Return a copy of each line that holds the string "Mongolia".
++++++++++
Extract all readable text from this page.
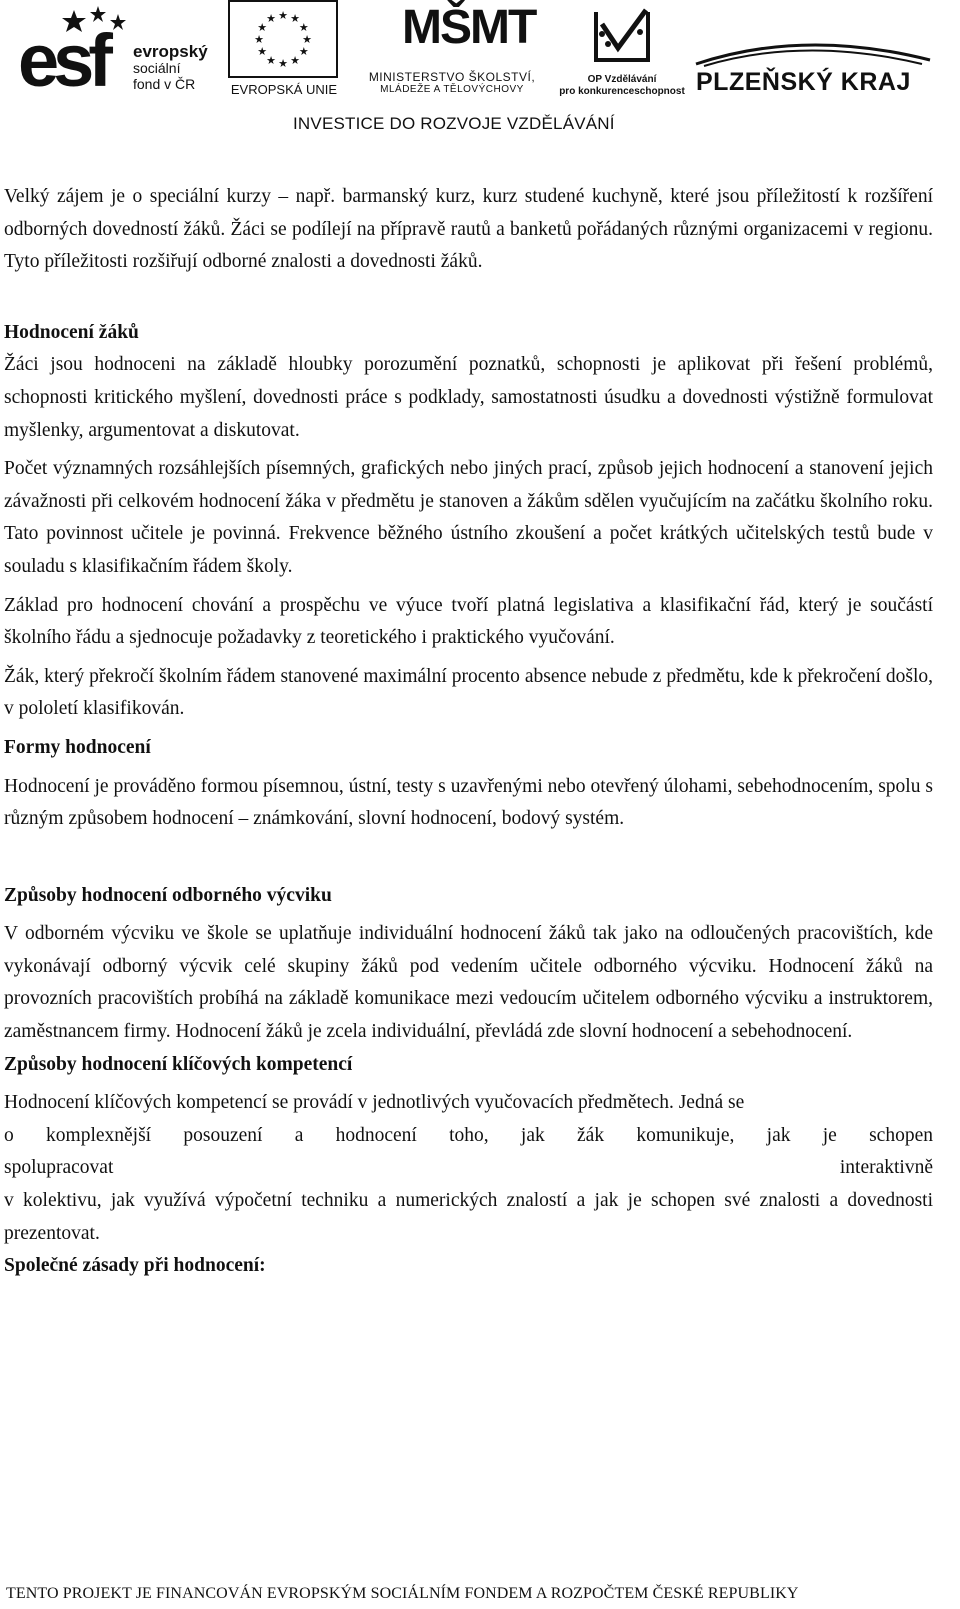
esf evropský
sociální
fond v ČR
★ ★
★
★
★
★
★
★
★
★
★
★
EVROPSKÁ UNIE
MŠMT
MINISTERSTVO ŠKOLSTVÍ,
MLÁDEŽE A TĚLOVÝCHOVY
OP Vzdělávání
pro konkurenceschopnost PLZEŇSKÝ KRAJ
INVESTICE DO ROZVOJE VZDĚLÁVÁNÍ

Velký zájem je o speciální kurzy – např. barmanský kurz, kurz studené kuchyně, které jsou příležitostí k rozšíření odborných dovedností žáků. Žáci se podílejí na přípravě rautů a banketů pořádaných různými organizacemi v regionu. Tyto příležitosti rozšiřují odborné znalosti a dovednosti žáků.

Hodnocení žáků

Žáci jsou hodnoceni na základě hloubky porozumění poznatků, schopnosti je aplikovat při řešení problémů, schopnosti kritického myšlení, dovednosti práce s podklady, samostatnosti úsudku a dovednosti výstižně formulovat myšlenky, argumentovat a diskutovat.

Počet významných rozsáhlejších písemných, grafických nebo jiných prací, způsob jejich hodnocení a stanovení jejich závažnosti při celkovém hodnocení žáka v předmětu je stanoven a žákům sdělen vyučujícím na začátku školního roku. Tato povinnost učitele je povinná. Frekvence běžného ústního zkoušení a počet krátkých učitelských testů bude v souladu s klasifikačním řádem školy.

Základ pro hodnocení chování a prospěchu ve výuce tvoří platná legislativa a klasifikační řád, který je součástí školního řádu a sjednocuje požadavky z teoretického i praktického vyučování.

Žák, který překročí školním řádem stanovené maximální procento absence nebude z předmětu, kde k překročení došlo, v pololetí klasifikován.

Formy hodnocení

Hodnocení je prováděno formou písemnou, ústní, testy s uzavřenými nebo otevřený úlohami, sebehodnocením, spolu s různým způsobem hodnocení – známkování, slovní hodnocení, bodový systém.

Způsoby hodnocení odborného výcviku

V odborném výcviku ve škole se uplatňuje individuální hodnocení žáků tak jako na odloučených pracovištích, kde vykonávají odborný výcvik celé skupiny žáků pod vedením učitele odborného výcviku. Hodnocení žáků na provozních pracovištích probíhá na základě komunikace mezi vedoucím učitelem odborného výcviku a instruktorem, zaměstnancem firmy. Hodnocení žáků je zcela individuální, převládá zde slovní hodnocení a sebehodnocení.

Způsoby hodnocení klíčových kompetencí

Hodnocení klíčových kompetencí se provádí v jednotlivých vyučovacích předmětech. Jedná se

o komplexnější posouzení a hodnocení toho, jak žák komunikuje, jak je schopen

spolupracovat	interaktivně

v kolektivu, jak využívá výpočetní techniku a numerických znalostí a jak je schopen své znalosti a dovednosti prezentovat.

Společné zásady při hodnocení:
TENTO PROJEKT JE FINANCOVÁN EVROPSKÝM SOCIÁLNÍM FONDEM A ROZPOČTEM ČESKÉ REPUBLIKY
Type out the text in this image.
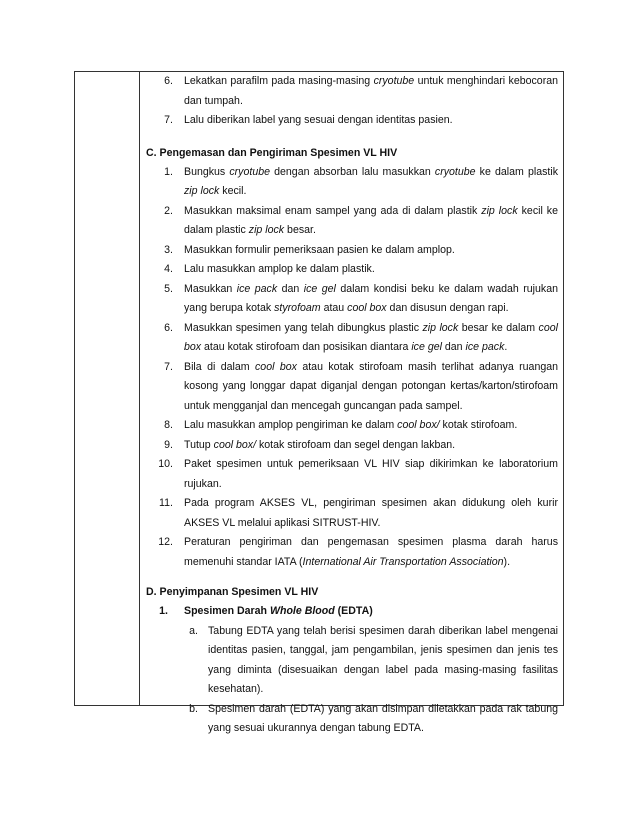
6. Lekatkan parafilm pada masing-masing cryotube untuk menghindari kebocoran dan tumpah.
7. Lalu diberikan label yang sesuai dengan identitas pasien.
C. Pengemasan dan Pengiriman Spesimen VL HIV
1. Bungkus cryotube dengan absorban lalu masukkan cryotube ke dalam plastik zip lock kecil.
2. Masukkan maksimal enam sampel yang ada di dalam plastik zip lock kecil ke dalam plastic zip lock besar.
3. Masukkan formulir pemeriksaan pasien ke dalam amplop.
4. Lalu masukkan amplop ke dalam plastik.
5. Masukkan ice pack dan ice gel dalam kondisi beku ke dalam wadah rujukan yang berupa kotak styrofoam atau cool box dan disusun dengan rapi.
6. Masukkan spesimen yang telah dibungkus plastic zip lock besar ke dalam cool box atau kotak stirofoam dan posisikan diantara ice gel dan ice pack.
7. Bila di dalam cool box atau kotak stirofoam masih terlihat adanya ruangan kosong yang longgar dapat diganjal dengan potongan kertas/karton/stirofoam untuk mengganjal dan mencegah guncangan pada sampel.
8. Lalu masukkan amplop pengiriman ke dalam cool box/ kotak stirofoam.
9. Tutup cool box/ kotak stirofoam dan segel dengan lakban.
10. Paket spesimen untuk pemeriksaan VL HIV siap dikirimkan ke laboratorium rujukan.
11. Pada program AKSES VL, pengiriman spesimen akan didukung oleh kurir AKSES VL melalui aplikasi SITRUST-HIV.
12. Peraturan pengiriman dan pengemasan spesimen plasma darah harus memenuhi standar IATA (International Air Transportation Association).
D. Penyimpanan Spesimen VL HIV
1. Spesimen Darah Whole Blood (EDTA)
a. Tabung EDTA yang telah berisi spesimen darah diberikan label mengenai identitas pasien, tanggal, jam pengambilan, jenis spesimen dan jenis tes yang diminta (disesuaikan dengan label pada masing-masing fasilitas kesehatan).
b. Spesimen darah (EDTA) yang akan disimpan diletakkan pada rak tabung yang sesuai ukurannya dengan tabung EDTA.
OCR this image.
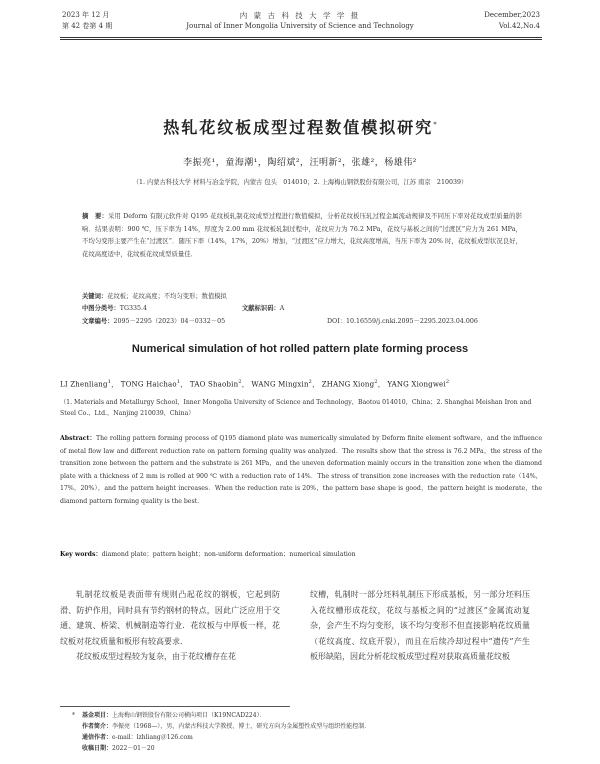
2023 年 12 月
第 42 卷第 4 期
内 蒙 古 科 技 大 学 学 报
Journal of Inner Mongolia University of Science and Technology
December,2023
Vol.42,No.4
热轧花纹板成型过程数值模拟研究*
李振亮¹，童海潮¹，陶绍斌²，汪明新²，张雄²，杨雄伟²
（1. 内蒙古科技大学 材料与冶金学院，内蒙古 包头　014010；2. 上海梅山钢铁股份有限公司，江苏 南京　210039）
摘　要：采用 Deform 有限元软件对 Q195 花纹板轧制花纹成型过程进行数值模拟，分析花纹板压轧过程金属流动规律及不同压下率对花纹成型质量的影响．结果表明：900 ℃，压下率为 14%，厚度为 2.00 mm 花纹板轧制过程中，花纹应力为 76.2 MPa，花纹与基板之间的“过渡区”应力为 261 MPa，不均匀变形主要产生在“过渡区”．随压下率（14%，17%，20%）增加，“过渡区”应力增大，花纹高度增高，当压下率为 20% 时，花纹板成型状况良好，花纹高度适中，花纹板花纹成型质量佳．
关键词：花纹板；花纹高度；不均匀变形；数值模拟
中图分类号：TG335.4	文献标识码：A
文章编号：2095－2295（2023）04－0332－05	DOI：10.16559/j.cnki.2095－2295.2023.04.006
Numerical simulation of hot rolled pattern plate forming process
LI Zhenliang$^1$， TONG Haichao$^1$， TAO Shaobin$^2$， WANG Mingxin$^2$， ZHANG Xiong$^2$， YANG Xiongwei$^2$
（1. Materials and Metallurgy School，Inner Mongolia University of Science and Technology，Baotou 014010，China；2. Shanghai Meishan Iron and Steel Co.，Ltd.，Nanjing 210039，China）
Abstract：The rolling pattern forming process of Q195 diamond plate was numerically simulated by Deform finite element software，and the influence of metal flow law and different reduction rate on pattern forming quality was analyzed．The results show that the stress is 76.2 MPa，the stress of the transition zone between the pattern and the substrate is 261 MPa，and the uneven deformation mainly occurs in the transition zone when the diamond plate with a thickness of 2 mm is rolled at 900 ℃ with a reduction rate of 14%．The stress of transition zone increases with the reduction rate（14%，17%，20%），and the pattern height increases．When the reduction rate is 20%，the pattern base shape is good，the pattern height is moderate，the diamond pattern forming quality is the best．
Key words：diamond plate；pattern height；non-uniform deformation；numerical simulation

轧制花纹板是表面带有规则凸起花纹的钢板，它起到防滑、防护作用，同时具有节约钢材的特点，因此广泛应用于交通、建筑、桥梁、机械制造等行业．花纹板与中厚板一样，花纹板对花纹质量和板形有较高要求．

花纹板成型过程较为复杂，由于花纹槽存在花

纹槽，轧制时一部分坯料轧制压下形成基板，另一部分坯料压入花纹槽形成花纹，花纹与基板之间的“过渡区”金属流动复杂，会产生不均匀变形，该不均匀变形不但直接影响花纹质量（花纹高度、纹底开裂），而且在后续冷却过程中“遗传”产生板形缺陷，因此分析花纹板成型过程对获取高质量花纹板

* 基金项目：上海梅山钢铁股份有限公司横向项目（K19NCAD224）．
作者简介：李振亮（1968—），男，内蒙古科技大学教授，博士，研究方向为金属塑性成型与组织性能控制．
通信作者：e-mail：lzhliang＠126.com
收稿日期：2022－01－20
++++++++++
* Written response:
Journal of Inner Mongolia University of Science and Technology
（1. Materials and Metallurgy School，Inner Mongolia University of Science and Technology，Baotou 014010，China；2. Shanghai Meishan Iron and Steel Co.，Ltd.，Nanjing 210039，China）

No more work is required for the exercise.